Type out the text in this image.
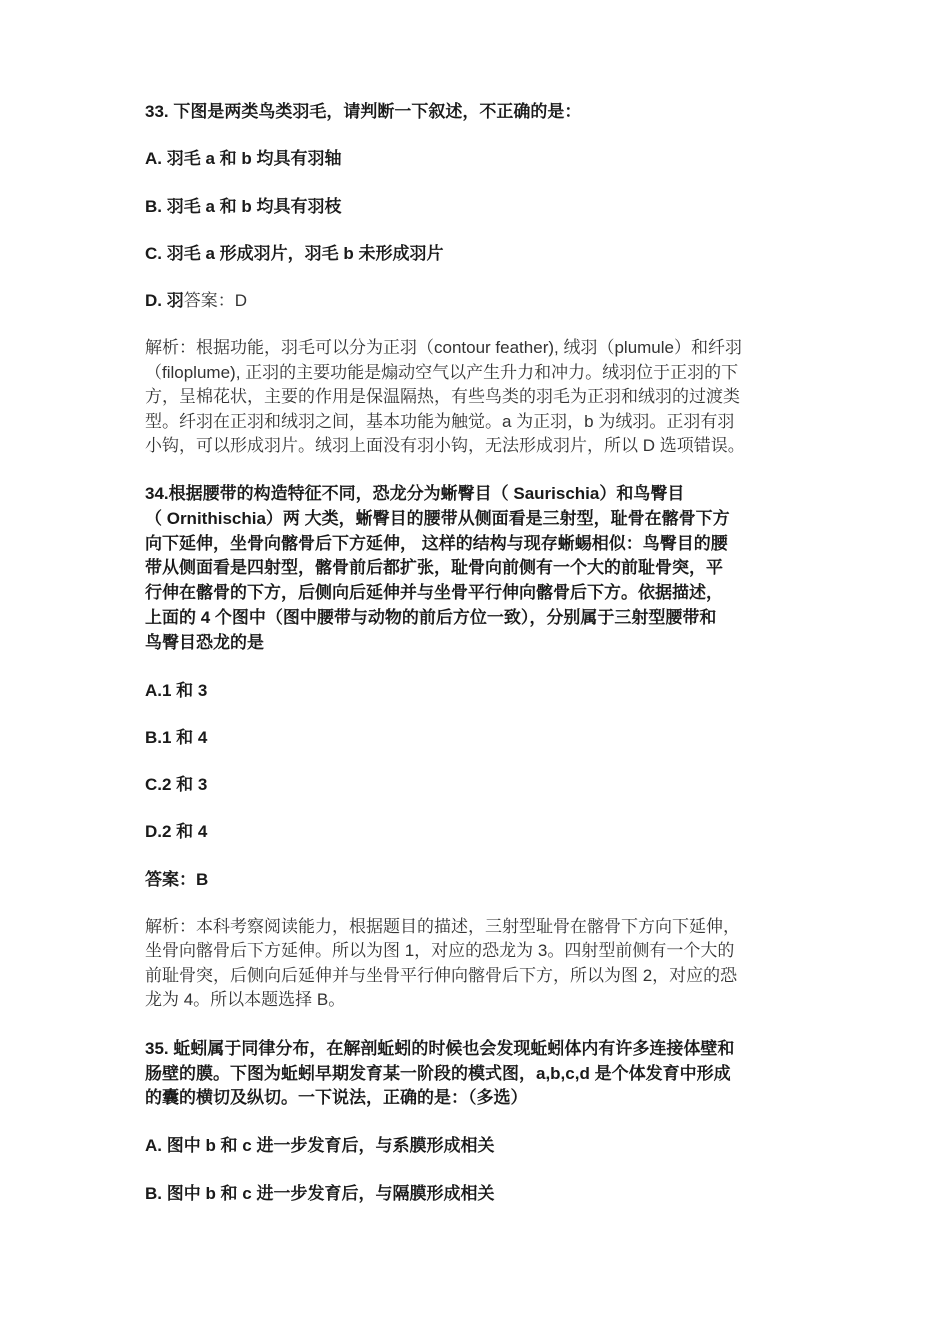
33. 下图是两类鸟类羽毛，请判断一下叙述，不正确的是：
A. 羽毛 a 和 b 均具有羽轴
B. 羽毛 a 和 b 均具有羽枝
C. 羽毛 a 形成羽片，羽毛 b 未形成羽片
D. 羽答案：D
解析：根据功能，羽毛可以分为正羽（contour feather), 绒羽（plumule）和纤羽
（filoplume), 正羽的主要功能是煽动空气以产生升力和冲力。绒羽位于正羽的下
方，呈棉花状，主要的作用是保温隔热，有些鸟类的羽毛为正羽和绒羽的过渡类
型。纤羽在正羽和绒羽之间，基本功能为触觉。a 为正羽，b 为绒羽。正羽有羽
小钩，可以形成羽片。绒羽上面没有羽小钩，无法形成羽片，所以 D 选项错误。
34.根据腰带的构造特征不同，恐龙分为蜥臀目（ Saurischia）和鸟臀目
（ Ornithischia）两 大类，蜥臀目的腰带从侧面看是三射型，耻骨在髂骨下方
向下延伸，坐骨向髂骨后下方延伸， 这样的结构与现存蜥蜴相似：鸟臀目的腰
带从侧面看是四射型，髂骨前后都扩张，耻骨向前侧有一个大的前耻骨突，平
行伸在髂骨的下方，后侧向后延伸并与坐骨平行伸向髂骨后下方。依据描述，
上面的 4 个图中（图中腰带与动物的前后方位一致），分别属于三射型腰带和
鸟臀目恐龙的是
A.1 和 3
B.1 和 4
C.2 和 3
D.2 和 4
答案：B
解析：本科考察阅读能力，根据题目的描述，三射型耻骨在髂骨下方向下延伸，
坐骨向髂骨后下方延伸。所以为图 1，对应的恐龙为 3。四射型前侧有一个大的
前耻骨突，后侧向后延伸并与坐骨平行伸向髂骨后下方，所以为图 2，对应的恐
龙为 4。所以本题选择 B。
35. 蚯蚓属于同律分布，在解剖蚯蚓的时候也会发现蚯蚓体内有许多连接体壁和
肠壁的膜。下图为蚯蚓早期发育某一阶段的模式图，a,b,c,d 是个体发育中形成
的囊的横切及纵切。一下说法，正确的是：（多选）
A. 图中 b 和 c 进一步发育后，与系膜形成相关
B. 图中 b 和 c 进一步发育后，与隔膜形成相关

= = =

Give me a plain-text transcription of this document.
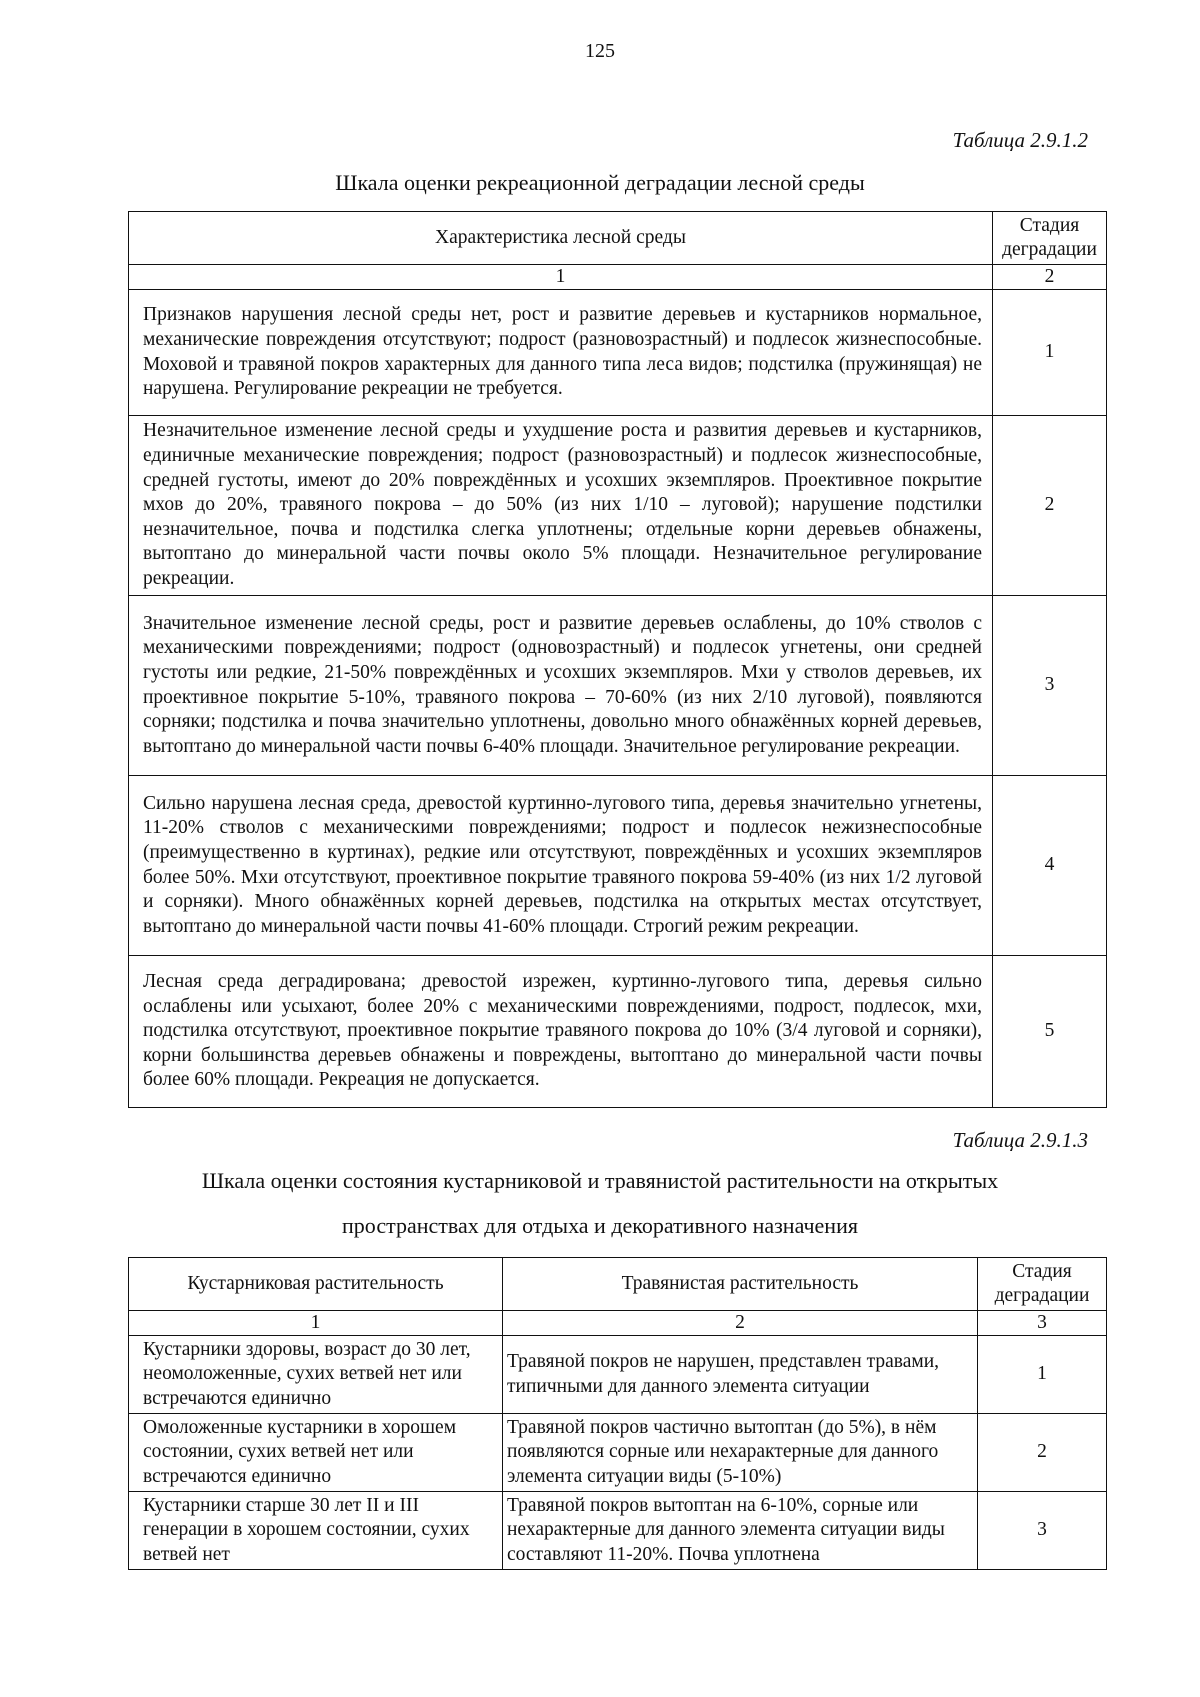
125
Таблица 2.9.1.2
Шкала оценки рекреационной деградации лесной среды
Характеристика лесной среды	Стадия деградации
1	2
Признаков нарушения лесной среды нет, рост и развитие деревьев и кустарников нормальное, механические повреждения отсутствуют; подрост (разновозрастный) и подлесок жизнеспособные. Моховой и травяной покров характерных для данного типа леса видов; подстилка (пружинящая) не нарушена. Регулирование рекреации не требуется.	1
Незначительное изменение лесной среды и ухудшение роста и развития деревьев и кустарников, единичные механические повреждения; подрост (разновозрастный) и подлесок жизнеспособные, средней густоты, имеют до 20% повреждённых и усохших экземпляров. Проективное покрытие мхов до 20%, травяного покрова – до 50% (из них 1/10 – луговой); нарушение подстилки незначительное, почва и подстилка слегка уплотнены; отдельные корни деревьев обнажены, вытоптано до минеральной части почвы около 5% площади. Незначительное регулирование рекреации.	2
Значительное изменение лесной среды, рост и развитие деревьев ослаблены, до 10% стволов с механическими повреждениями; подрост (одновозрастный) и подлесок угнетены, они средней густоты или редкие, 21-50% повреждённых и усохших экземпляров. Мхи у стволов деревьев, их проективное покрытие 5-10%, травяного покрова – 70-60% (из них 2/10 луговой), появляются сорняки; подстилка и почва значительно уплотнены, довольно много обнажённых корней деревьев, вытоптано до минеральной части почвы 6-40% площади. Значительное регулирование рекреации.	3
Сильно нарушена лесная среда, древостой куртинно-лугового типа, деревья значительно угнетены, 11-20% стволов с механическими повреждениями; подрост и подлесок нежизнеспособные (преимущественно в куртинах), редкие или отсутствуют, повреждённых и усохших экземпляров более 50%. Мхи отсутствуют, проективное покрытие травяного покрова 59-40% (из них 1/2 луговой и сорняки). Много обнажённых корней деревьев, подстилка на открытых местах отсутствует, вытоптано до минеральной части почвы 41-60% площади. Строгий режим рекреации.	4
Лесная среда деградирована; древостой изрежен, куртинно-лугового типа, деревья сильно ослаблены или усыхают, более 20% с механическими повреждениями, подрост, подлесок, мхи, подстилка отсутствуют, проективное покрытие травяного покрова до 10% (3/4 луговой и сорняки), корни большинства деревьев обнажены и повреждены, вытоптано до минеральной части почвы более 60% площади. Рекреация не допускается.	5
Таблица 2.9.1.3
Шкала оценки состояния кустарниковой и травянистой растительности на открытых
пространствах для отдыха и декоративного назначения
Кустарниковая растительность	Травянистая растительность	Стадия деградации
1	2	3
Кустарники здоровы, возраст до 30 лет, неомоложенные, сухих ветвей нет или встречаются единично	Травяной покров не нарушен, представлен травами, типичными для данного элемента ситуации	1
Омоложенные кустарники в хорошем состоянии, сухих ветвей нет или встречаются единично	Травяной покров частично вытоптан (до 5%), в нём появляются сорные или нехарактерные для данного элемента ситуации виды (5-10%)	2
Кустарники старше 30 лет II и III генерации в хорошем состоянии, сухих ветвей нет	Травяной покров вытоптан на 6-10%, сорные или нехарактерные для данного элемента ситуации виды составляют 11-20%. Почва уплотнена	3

= = =

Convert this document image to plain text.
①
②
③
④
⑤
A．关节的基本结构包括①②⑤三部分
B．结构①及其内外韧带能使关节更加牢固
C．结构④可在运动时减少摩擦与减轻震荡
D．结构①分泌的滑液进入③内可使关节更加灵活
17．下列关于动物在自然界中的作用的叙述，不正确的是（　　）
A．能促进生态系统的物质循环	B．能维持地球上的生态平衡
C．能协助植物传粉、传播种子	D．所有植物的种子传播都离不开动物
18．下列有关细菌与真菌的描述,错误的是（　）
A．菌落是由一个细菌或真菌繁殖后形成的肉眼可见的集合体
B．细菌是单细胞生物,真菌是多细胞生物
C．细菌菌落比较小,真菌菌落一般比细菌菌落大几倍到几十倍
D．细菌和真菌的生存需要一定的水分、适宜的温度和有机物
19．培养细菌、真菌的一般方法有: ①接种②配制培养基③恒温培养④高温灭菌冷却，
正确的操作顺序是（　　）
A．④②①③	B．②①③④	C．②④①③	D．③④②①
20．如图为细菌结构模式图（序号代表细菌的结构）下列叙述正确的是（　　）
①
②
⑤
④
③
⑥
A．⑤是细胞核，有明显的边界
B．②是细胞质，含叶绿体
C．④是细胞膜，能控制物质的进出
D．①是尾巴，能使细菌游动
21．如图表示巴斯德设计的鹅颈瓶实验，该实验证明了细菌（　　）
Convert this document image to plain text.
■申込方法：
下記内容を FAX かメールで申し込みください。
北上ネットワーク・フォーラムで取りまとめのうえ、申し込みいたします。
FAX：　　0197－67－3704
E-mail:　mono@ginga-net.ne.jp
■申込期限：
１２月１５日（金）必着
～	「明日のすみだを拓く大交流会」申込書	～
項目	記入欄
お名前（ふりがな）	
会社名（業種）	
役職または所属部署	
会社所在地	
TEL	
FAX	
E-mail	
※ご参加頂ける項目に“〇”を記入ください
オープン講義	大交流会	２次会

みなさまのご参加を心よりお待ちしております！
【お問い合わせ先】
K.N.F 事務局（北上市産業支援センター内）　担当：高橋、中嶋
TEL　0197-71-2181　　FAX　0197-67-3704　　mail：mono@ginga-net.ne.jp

= = =

Among the lines above, determine how many hold the word "Шкала"; report the figure alone.

* **Solved exercise**
2